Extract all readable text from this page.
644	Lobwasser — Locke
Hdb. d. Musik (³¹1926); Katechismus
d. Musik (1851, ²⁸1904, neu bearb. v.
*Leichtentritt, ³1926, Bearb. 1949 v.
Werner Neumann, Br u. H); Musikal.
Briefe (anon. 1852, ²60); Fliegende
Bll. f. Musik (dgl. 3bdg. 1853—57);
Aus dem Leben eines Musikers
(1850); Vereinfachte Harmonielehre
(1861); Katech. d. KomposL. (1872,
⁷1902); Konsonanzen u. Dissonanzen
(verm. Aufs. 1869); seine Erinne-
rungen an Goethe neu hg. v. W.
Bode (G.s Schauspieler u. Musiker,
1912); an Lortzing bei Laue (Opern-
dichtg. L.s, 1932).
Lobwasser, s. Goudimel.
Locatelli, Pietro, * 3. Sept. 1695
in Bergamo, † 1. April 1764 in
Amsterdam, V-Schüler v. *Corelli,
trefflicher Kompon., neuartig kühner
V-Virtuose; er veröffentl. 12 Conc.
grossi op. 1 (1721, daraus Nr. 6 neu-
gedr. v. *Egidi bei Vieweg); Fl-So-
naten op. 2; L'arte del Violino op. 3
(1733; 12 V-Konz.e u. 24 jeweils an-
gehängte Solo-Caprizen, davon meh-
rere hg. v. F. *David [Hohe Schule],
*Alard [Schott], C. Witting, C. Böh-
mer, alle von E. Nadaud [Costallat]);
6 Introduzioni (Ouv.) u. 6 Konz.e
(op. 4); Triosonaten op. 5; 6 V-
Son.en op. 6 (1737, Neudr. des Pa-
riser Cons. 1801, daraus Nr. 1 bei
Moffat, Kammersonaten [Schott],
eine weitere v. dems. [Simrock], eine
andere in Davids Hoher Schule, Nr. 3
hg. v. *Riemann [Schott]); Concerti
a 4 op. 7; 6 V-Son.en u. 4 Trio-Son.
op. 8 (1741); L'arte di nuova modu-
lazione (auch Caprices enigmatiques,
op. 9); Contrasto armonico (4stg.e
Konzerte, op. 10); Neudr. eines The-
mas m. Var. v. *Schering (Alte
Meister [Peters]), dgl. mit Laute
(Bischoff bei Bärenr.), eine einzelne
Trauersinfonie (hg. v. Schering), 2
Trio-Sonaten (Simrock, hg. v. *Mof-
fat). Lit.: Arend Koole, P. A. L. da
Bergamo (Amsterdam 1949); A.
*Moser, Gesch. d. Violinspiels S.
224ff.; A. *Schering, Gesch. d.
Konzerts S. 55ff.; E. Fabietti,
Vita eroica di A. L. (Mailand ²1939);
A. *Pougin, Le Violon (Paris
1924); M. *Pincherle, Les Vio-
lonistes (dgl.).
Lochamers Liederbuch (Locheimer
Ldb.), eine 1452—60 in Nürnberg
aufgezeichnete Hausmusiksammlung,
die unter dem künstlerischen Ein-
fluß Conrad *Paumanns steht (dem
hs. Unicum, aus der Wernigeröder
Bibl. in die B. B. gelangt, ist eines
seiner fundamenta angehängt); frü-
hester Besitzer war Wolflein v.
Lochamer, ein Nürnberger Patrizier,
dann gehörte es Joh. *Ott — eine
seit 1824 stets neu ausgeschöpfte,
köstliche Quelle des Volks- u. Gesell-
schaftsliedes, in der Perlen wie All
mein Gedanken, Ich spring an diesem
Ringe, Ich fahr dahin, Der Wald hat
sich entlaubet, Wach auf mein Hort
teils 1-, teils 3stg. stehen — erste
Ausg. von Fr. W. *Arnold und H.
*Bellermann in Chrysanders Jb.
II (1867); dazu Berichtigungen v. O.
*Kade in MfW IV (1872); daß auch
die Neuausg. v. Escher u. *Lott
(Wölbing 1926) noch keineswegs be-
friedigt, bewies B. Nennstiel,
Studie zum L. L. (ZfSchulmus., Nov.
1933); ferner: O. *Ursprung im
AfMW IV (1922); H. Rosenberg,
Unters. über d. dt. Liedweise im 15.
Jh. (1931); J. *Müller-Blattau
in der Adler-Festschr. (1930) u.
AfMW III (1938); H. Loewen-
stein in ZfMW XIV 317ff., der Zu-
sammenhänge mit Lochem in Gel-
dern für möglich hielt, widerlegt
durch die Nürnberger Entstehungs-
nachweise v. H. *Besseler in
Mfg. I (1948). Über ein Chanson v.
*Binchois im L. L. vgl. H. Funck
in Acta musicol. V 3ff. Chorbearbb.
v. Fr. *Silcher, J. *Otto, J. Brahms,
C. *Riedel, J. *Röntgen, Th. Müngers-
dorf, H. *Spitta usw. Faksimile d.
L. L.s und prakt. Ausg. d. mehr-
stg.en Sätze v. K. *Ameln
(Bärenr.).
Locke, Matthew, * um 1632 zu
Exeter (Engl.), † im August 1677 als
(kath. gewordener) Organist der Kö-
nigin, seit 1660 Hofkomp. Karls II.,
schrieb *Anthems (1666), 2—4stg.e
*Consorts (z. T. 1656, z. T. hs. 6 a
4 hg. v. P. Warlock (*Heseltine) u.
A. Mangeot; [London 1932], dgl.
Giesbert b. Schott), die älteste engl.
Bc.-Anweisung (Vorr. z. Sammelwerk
+ + + +
→ **Job**: Reproduce the full listing exactly.

→ **Right answer**:
Extract all readable text from this page.
644	Lobwasser — Locke
Hdb. d. Musik (³¹1926); Katechismus
d. Musik (1851, ²⁸1904, neu bearb. v.
*Leichtentritt, ³1926, Bearb. 1949 v.
Werner Neumann, Br u. H); Musikal.
Briefe (anon. 1852, ²60); Fliegende
Bll. f. Musik (dgl. 3bdg. 1853—57);
Aus dem Leben eines Musikers
(1850); Vereinfachte Harmonielehre
(1861); Katech. d. KomposL. (1872,
⁷1902); Konsonanzen u. Dissonanzen
(verm. Aufs. 1869); seine Erinne-
rungen an Goethe neu hg. v. W.
Bode (G.s Schauspieler u. Musiker,
1912); an Lortzing bei Laue (Opern-
dichtg. L.s, 1932).
Lobwasser, s. Goudimel.
Locatelli, Pietro, * 3. Sept. 1695
in Bergamo, † 1. April 1764 in
Amsterdam, V-Schüler v. *Corelli,
trefflicher Kompon., neuartig kühner
V-Virtuose; er veröffentl. 12 Conc.
grossi op. 1 (1721, daraus Nr. 6 neu-
gedr. v. *Egidi bei Vieweg); Fl-So-
naten op. 2; L'arte del Violino op. 3
(1733; 12 V-Konz.e u. 24 jeweils an-
gehängte Solo-Caprizen, davon meh-
rere hg. v. F. *David [Hohe Schule],
*Alard [Schott], C. Witting, C. Böh-
mer, alle von E. Nadaud [Costallat]);
6 Introduzioni (Ouv.) u. 6 Konz.e
(op. 4); Triosonaten op. 5; 6 V-
Son.en op. 6 (1737, Neudr. des Pa-
riser Cons. 1801, daraus Nr. 1 bei
Moffat, Kammersonaten [Schott],
eine weitere v. dems. [Simrock], eine
andere in Davids Hoher Schule, Nr. 3
hg. v. *Riemann [Schott]); Concerti
a 4 op. 7; 6 V-Son.en u. 4 Trio-Son.
op. 8 (1741); L'arte di nuova modu-
lazione (auch Caprices enigmatiques,
op. 9); Contrasto armonico (4stg.e
Konzerte, op. 10); Neudr. eines The-
mas m. Var. v. *Schering (Alte
Meister [Peters]), dgl. mit Laute
(Bischoff bei Bärenr.), eine einzelne
Trauersinfonie (hg. v. Schering), 2
Trio-Sonaten (Simrock, hg. v. *Mof-
fat). Lit.: Arend Koole, P. A. L. da
Bergamo (Amsterdam 1949); A.
*Moser, Gesch. d. Violinspiels S.
224ff.; A. *Schering, Gesch. d.
Konzerts S. 55ff.; E. Fabietti,
Vita eroica di A. L. (Mailand ²1939);
A. *Pougin, Le Violon (Paris
1924); M. *Pincherle, Les Vio-
lonistes (dgl.).
Lochamers Liederbuch (Locheimer
Ldb.), eine 1452—60 in Nürnberg
aufgezeichnete Hausmusiksammlung,
die unter dem künstlerischen Ein-
fluß Conrad *Paumanns steht (dem
hs. Unicum, aus der Wernigeröder
Bibl. in die B. B. gelangt, ist eines
seiner fundamenta angehängt); frü-
hester Besitzer war Wolflein v.
Lochamer, ein Nürnberger Patrizier,
dann gehörte es Joh. *Ott — eine
seit 1824 stets neu ausgeschöpfte,
köstliche Quelle des Volks- u. Gesell-
schaftsliedes, in der Perlen wie All
mein Gedanken, Ich spring an diesem
Ringe, Ich fahr dahin, Der Wald hat
sich entlaubet, Wach auf mein Hort
teils 1-, teils 3stg. stehen — erste
Ausg. von Fr. W. *Arnold und H.
*Bellermann in Chrysanders Jb.
II (1867); dazu Berichtigungen v. O.
*Kade in MfW IV (1872); daß auch
die Neuausg. v. Escher u. *Lott
(Wölbing 1926) noch keineswegs be-
friedigt, bewies B. Nennstiel,
Studie zum L. L. (ZfSchulmus., Nov.
1933); ferner: O. *Ursprung im
AfMW IV (1922); H. Rosenberg,
Unters. über d. dt. Liedweise im 15.
Jh. (1931); J. *Müller-Blattau
in der Adler-Festschr. (1930) u.
AfMW III (1938); H. Loewen-
stein in ZfMW XIV 317ff., der Zu-
sammenhänge mit Lochem in Gel-
dern für möglich hielt, widerlegt
durch die Nürnberger Entstehungs-
nachweise v. H. *Besseler in
Mfg. I (1948). Über ein Chanson v.
*Binchois im L. L. vgl. H. Funck
in Acta musicol. V 3ff. Chorbearbb.
v. Fr. *Silcher, J. *Otto, J. Brahms,
C. *Riedel, J. *Röntgen, Th. Müngers-
dorf, H. *Spitta usw. Faksimile d.
L. L.s und prakt. Ausg. d. mehr-
stg.en Sätze v. K. *Ameln
(Bärenr.).
Locke, Matthew, * um 1632 zu
Exeter (Engl.), † im August 1677 als
(kath. gewordener) Organist der Kö-
nigin, seit 1660 Hofkomp. Karls II.,
schrieb *Anthems (1666), 2—4stg.e
*Consorts (z. T. 1656, z. T. hs. 6 a
4 hg. v. P. Warlock (*Heseltine) u.
A. Mangeot; [London 1932], dgl.
Giesbert b. Schott), die älteste engl.
Bc.-Anweisung (Vorr. z. Sammelwerk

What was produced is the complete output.